+++ Material for this task

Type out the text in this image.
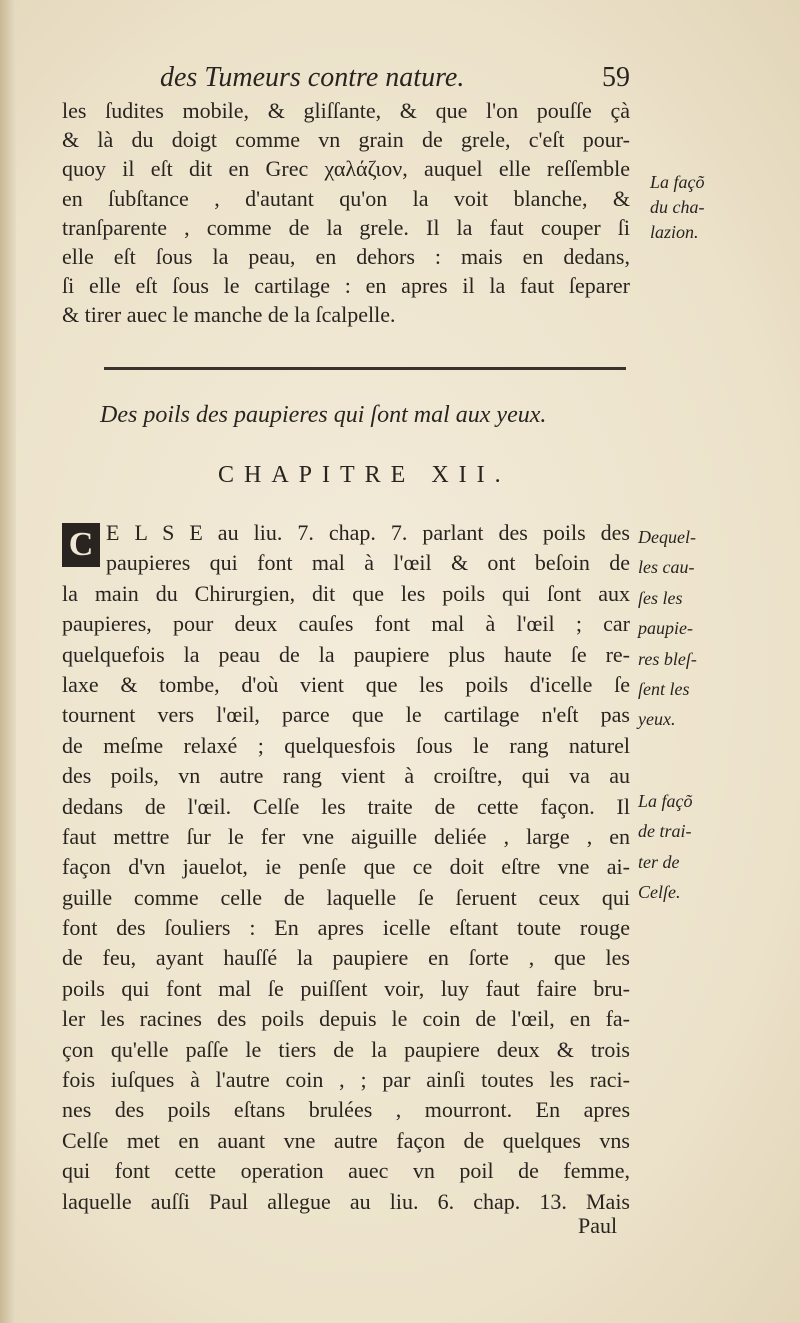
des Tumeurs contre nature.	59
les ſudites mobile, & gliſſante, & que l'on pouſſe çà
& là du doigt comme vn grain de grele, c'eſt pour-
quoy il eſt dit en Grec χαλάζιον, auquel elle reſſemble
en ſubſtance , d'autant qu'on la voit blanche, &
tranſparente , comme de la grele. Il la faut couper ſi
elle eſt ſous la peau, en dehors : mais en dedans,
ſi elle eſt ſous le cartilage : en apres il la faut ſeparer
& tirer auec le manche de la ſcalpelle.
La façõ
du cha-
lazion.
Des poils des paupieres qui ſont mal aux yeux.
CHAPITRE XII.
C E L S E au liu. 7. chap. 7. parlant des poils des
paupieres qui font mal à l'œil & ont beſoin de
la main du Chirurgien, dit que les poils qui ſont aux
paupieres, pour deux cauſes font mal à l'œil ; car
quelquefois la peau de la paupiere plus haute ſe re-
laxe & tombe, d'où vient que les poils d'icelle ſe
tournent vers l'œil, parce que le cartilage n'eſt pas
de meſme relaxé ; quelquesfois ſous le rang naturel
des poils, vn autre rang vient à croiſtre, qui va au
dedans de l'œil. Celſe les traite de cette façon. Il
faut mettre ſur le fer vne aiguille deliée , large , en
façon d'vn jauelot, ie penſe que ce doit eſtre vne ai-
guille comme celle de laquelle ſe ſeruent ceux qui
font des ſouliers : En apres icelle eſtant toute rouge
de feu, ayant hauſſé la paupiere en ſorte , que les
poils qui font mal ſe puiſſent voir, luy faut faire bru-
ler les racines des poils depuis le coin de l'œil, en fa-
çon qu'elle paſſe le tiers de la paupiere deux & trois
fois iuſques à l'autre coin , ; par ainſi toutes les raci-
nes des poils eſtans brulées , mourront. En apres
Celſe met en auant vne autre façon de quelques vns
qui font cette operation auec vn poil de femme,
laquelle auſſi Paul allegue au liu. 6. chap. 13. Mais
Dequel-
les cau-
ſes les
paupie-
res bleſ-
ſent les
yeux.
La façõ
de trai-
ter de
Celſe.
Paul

++++++

- _Work to be completed_: Exact duplication of all the records is required; pictures are omitted from the copy.

- _Solution to the exercise_:
Type out the text in this image.
des Tumeurs contre nature.	59
les ſudites mobile, & gliſſante, & que l'on pouſſe çà
& là du doigt comme vn grain de grele, c'eſt pour-
quoy il eſt dit en Grec χαλάζιον, auquel elle reſſemble
en ſubſtance , d'autant qu'on la voit blanche, &
tranſparente , comme de la grele. Il la faut couper ſi
elle eſt ſous la peau, en dehors : mais en dedans,
ſi elle eſt ſous le cartilage : en apres il la faut ſeparer
& tirer auec le manche de la ſcalpelle.
La façõ
du cha-
lazion.
Des poils des paupieres qui ſont mal aux yeux.
CHAPITRE XII.
C E L S E au liu. 7. chap. 7. parlant des poils des
paupieres qui font mal à l'œil & ont beſoin de
la main du Chirurgien, dit que les poils qui ſont aux
paupieres, pour deux cauſes font mal à l'œil ; car
quelquefois la peau de la paupiere plus haute ſe re-
laxe & tombe, d'où vient que les poils d'icelle ſe
tournent vers l'œil, parce que le cartilage n'eſt pas
de meſme relaxé ; quelquesfois ſous le rang naturel
des poils, vn autre rang vient à croiſtre, qui va au
dedans de l'œil. Celſe les traite de cette façon. Il
faut mettre ſur le fer vne aiguille deliée , large , en
façon d'vn jauelot, ie penſe que ce doit eſtre vne ai-
guille comme celle de laquelle ſe ſeruent ceux qui
font des ſouliers : En apres icelle eſtant toute rouge
de feu, ayant hauſſé la paupiere en ſorte , que les
poils qui font mal ſe puiſſent voir, luy faut faire bru-
ler les racines des poils depuis le coin de l'œil, en fa-
çon qu'elle paſſe le tiers de la paupiere deux & trois
fois iuſques à l'autre coin , ; par ainſi toutes les raci-
nes des poils eſtans brulées , mourront. En apres
Celſe met en auant vne autre façon de quelques vns
qui font cette operation auec vn poil de femme,
laquelle auſſi Paul allegue au liu. 6. chap. 13. Mais
Dequel-
les cau-
ſes les
paupie-
res bleſ-
ſent les
yeux.
La façõ
de trai-
ter de
Celſe.
Paul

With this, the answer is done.